#### Stated goal:
Quote the line containing "Transcribe this chart's" and all lines that follow it in the listing below, exactly as written.

══════════

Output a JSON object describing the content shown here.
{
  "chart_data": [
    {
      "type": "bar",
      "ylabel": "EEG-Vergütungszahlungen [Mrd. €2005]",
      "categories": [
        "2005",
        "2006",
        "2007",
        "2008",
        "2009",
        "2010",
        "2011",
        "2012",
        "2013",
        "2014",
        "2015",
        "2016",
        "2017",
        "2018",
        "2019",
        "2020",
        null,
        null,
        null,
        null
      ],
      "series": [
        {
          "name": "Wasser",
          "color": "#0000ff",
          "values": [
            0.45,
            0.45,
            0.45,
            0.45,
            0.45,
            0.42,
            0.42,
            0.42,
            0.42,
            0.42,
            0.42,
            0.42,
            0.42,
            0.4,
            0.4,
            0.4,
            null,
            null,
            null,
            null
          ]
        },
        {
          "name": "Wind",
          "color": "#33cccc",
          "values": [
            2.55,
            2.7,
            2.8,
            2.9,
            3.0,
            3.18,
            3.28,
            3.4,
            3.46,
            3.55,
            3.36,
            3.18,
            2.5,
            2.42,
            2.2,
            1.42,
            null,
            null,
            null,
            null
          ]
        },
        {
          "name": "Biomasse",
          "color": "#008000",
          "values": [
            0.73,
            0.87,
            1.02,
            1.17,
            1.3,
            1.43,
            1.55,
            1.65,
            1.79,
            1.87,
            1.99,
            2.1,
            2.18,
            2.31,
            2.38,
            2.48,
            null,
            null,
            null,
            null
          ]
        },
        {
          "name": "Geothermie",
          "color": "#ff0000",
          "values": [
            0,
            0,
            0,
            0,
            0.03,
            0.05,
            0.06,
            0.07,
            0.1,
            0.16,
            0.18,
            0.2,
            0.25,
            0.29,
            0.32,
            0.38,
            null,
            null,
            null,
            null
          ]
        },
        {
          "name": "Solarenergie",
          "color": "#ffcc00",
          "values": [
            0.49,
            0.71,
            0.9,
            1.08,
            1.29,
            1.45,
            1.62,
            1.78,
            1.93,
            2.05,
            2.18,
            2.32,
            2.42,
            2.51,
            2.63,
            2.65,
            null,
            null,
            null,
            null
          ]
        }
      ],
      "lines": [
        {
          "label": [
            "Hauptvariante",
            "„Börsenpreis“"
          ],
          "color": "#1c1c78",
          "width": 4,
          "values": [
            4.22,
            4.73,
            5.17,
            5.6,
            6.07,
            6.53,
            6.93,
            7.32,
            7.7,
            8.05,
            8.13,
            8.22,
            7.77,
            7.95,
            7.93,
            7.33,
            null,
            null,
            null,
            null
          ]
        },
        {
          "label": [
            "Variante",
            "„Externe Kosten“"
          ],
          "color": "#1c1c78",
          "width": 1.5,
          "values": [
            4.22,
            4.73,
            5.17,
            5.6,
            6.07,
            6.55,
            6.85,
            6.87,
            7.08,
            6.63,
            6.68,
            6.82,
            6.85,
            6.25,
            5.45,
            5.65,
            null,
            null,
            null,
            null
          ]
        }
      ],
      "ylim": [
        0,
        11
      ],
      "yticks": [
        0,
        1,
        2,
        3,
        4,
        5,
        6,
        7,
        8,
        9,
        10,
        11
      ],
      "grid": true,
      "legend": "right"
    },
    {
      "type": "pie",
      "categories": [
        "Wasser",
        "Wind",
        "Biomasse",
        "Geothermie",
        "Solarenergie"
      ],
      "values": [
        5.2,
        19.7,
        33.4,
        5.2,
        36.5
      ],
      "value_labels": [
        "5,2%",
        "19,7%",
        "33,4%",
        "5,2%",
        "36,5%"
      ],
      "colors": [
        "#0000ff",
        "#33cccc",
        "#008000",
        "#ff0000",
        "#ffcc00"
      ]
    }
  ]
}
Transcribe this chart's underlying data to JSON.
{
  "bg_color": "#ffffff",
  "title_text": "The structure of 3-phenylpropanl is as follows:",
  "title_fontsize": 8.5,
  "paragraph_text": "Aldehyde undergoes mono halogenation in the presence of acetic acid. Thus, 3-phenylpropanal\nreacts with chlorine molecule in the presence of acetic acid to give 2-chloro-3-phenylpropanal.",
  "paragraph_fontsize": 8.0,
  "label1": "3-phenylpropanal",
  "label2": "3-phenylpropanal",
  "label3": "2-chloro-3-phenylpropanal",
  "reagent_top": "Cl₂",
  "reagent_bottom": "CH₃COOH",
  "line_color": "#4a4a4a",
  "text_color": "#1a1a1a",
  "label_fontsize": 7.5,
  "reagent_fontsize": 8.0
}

══════════

#### Final answer:
Transcribe this chart's underlying data to JSON.
{
  "bg_color": "#ffffff",
  "title_text": "The structure of 3-phenylpropanl is as follows:",
  "title_fontsize": 8.5,
  "paragraph_text": "Aldehyde undergoes mono halogenation in the presence of acetic acid. Thus, 3-phenylpropanal\nreacts with chlorine molecule in the presence of acetic acid to give 2-chloro-3-phenylpropanal.",
  "paragraph_fontsize": 8.0,
  "label1": "3-phenylpropanal",
  "label2": "3-phenylpropanal",
  "label3": "2-chloro-3-phenylpropanal",
  "reagent_top": "Cl₂",
  "reagent_bottom": "CH₃COOH",
  "line_color": "#4a4a4a",
  "text_color": "#1a1a1a",
  "label_fontsize": 7.5,
  "reagent_fontsize": 8.0
}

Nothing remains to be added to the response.